-------- INFORMATION SHOWN --------
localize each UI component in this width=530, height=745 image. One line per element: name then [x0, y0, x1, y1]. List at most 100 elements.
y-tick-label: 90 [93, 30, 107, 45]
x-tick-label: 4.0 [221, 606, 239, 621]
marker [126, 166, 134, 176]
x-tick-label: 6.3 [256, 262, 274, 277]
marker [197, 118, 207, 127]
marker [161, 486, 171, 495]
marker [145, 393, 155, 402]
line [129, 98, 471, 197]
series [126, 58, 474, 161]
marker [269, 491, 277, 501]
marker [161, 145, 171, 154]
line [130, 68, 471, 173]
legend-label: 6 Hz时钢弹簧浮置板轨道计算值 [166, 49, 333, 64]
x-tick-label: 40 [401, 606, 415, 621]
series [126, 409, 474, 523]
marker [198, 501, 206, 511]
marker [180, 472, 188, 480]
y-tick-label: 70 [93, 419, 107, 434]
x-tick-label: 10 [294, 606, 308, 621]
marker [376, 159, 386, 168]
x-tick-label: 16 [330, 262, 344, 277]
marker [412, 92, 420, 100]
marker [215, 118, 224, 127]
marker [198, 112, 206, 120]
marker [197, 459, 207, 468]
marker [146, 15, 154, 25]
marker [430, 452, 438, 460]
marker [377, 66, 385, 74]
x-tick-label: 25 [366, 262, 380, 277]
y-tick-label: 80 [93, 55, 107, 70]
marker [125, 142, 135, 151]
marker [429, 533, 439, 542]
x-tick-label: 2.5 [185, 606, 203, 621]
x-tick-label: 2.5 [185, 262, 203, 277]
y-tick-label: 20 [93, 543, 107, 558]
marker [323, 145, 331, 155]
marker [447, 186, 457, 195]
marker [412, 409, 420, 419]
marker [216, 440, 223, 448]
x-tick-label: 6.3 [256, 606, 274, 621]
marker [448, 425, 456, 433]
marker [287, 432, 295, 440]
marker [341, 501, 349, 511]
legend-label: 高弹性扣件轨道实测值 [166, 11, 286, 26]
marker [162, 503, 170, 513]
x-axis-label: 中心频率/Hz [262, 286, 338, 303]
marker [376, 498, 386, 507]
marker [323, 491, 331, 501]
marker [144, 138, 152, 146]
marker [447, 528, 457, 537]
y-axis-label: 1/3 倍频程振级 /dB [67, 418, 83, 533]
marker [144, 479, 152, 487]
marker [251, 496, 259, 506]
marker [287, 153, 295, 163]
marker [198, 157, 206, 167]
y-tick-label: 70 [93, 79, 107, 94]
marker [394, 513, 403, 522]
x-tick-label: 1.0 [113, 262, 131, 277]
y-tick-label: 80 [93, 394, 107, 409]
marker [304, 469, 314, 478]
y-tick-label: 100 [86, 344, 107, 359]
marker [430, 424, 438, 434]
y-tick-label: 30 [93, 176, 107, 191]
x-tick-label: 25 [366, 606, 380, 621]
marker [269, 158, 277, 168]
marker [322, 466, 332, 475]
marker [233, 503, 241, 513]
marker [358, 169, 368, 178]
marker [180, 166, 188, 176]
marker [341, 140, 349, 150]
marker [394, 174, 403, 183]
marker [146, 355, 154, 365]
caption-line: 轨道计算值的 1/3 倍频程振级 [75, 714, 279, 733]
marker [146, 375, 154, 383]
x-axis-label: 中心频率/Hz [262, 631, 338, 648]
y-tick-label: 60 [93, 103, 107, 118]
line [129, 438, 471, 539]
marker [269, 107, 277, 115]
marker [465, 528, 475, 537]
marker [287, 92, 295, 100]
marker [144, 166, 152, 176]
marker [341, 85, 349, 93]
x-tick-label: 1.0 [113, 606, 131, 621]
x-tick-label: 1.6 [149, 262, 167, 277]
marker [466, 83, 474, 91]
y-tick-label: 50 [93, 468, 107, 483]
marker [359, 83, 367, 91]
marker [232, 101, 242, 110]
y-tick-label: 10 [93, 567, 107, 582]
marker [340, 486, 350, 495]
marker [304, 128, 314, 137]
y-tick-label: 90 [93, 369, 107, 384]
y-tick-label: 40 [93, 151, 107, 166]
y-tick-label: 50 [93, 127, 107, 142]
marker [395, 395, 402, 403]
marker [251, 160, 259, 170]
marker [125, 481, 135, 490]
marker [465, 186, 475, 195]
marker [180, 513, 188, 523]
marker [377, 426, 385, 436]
--------
#### PROBLEM STATEMENT:
Reproduce every line of the records above, character for character and in the same order.

#### WRITTEN ANSWER:
localize each UI component in this width=530, height=745 image. One line per element: name then [x0, y0, x1, y1]. List at most 100 elements.
y-tick-label: 90 [93, 30, 107, 45]
x-tick-label: 4.0 [221, 606, 239, 621]
marker [126, 166, 134, 176]
x-tick-label: 6.3 [256, 262, 274, 277]
marker [197, 118, 207, 127]
marker [161, 486, 171, 495]
marker [145, 393, 155, 402]
line [129, 98, 471, 197]
series [126, 58, 474, 161]
marker [269, 491, 277, 501]
marker [161, 145, 171, 154]
line [130, 68, 471, 173]
legend-label: 6 Hz时钢弹簧浮置板轨道计算值 [166, 49, 333, 64]
x-tick-label: 40 [401, 606, 415, 621]
series [126, 409, 474, 523]
marker [198, 501, 206, 511]
marker [180, 472, 188, 480]
y-tick-label: 70 [93, 419, 107, 434]
x-tick-label: 10 [294, 606, 308, 621]
marker [376, 159, 386, 168]
x-tick-label: 16 [330, 262, 344, 277]
marker [412, 92, 420, 100]
marker [215, 118, 224, 127]
marker [198, 112, 206, 120]
marker [197, 459, 207, 468]
marker [146, 15, 154, 25]
marker [430, 452, 438, 460]
marker [377, 66, 385, 74]
x-tick-label: 25 [366, 262, 380, 277]
y-tick-label: 80 [93, 55, 107, 70]
marker [125, 142, 135, 151]
marker [429, 533, 439, 542]
x-tick-label: 2.5 [185, 606, 203, 621]
x-tick-label: 2.5 [185, 262, 203, 277]
y-tick-label: 20 [93, 543, 107, 558]
marker [323, 145, 331, 155]
marker [447, 186, 457, 195]
marker [412, 409, 420, 419]
marker [216, 440, 223, 448]
x-tick-label: 6.3 [256, 606, 274, 621]
marker [448, 425, 456, 433]
marker [287, 432, 295, 440]
marker [341, 501, 349, 511]
legend-label: 高弹性扣件轨道实测值 [166, 11, 286, 26]
marker [162, 503, 170, 513]
x-axis-label: 中心频率/Hz [262, 286, 338, 303]
marker [376, 498, 386, 507]
marker [323, 491, 331, 501]
marker [144, 138, 152, 146]
marker [447, 528, 457, 537]
y-axis-label: 1/3 倍频程振级 /dB [67, 418, 83, 533]
marker [144, 479, 152, 487]
marker [251, 496, 259, 506]
marker [287, 153, 295, 163]
marker [198, 157, 206, 167]
y-tick-label: 70 [93, 79, 107, 94]
marker [394, 513, 403, 522]
x-tick-label: 1.0 [113, 262, 131, 277]
y-tick-label: 80 [93, 394, 107, 409]
marker [304, 469, 314, 478]
y-tick-label: 100 [86, 344, 107, 359]
marker [430, 424, 438, 434]
y-tick-label: 30 [93, 176, 107, 191]
x-tick-label: 25 [366, 606, 380, 621]
marker [269, 158, 277, 168]
marker [322, 466, 332, 475]
marker [233, 503, 241, 513]
marker [358, 169, 368, 178]
marker [180, 166, 188, 176]
marker [341, 140, 349, 150]
marker [394, 174, 403, 183]
marker [146, 355, 154, 365]
caption-line: 轨道计算值的 1/3 倍频程振级 [75, 714, 279, 733]
marker [146, 375, 154, 383]
x-axis-label: 中心频率/Hz [262, 631, 338, 648]
y-tick-label: 60 [93, 103, 107, 118]
line [129, 438, 471, 539]
marker [269, 107, 277, 115]
marker [465, 528, 475, 537]
marker [287, 92, 295, 100]
marker [144, 166, 152, 176]
marker [341, 85, 349, 93]
x-tick-label: 1.0 [113, 606, 131, 621]
x-tick-label: 1.6 [149, 262, 167, 277]
marker [466, 83, 474, 91]
y-tick-label: 50 [93, 468, 107, 483]
marker [359, 83, 367, 91]
marker [232, 101, 242, 110]
y-tick-label: 10 [93, 567, 107, 582]
marker [340, 486, 350, 495]
marker [304, 128, 314, 137]
y-tick-label: 90 [93, 369, 107, 384]
y-tick-label: 40 [93, 151, 107, 166]
y-tick-label: 50 [93, 127, 107, 142]
marker [395, 395, 402, 403]
marker [251, 160, 259, 170]
marker [125, 481, 135, 490]
marker [465, 186, 475, 195]
marker [180, 513, 188, 523]
marker [377, 426, 385, 436]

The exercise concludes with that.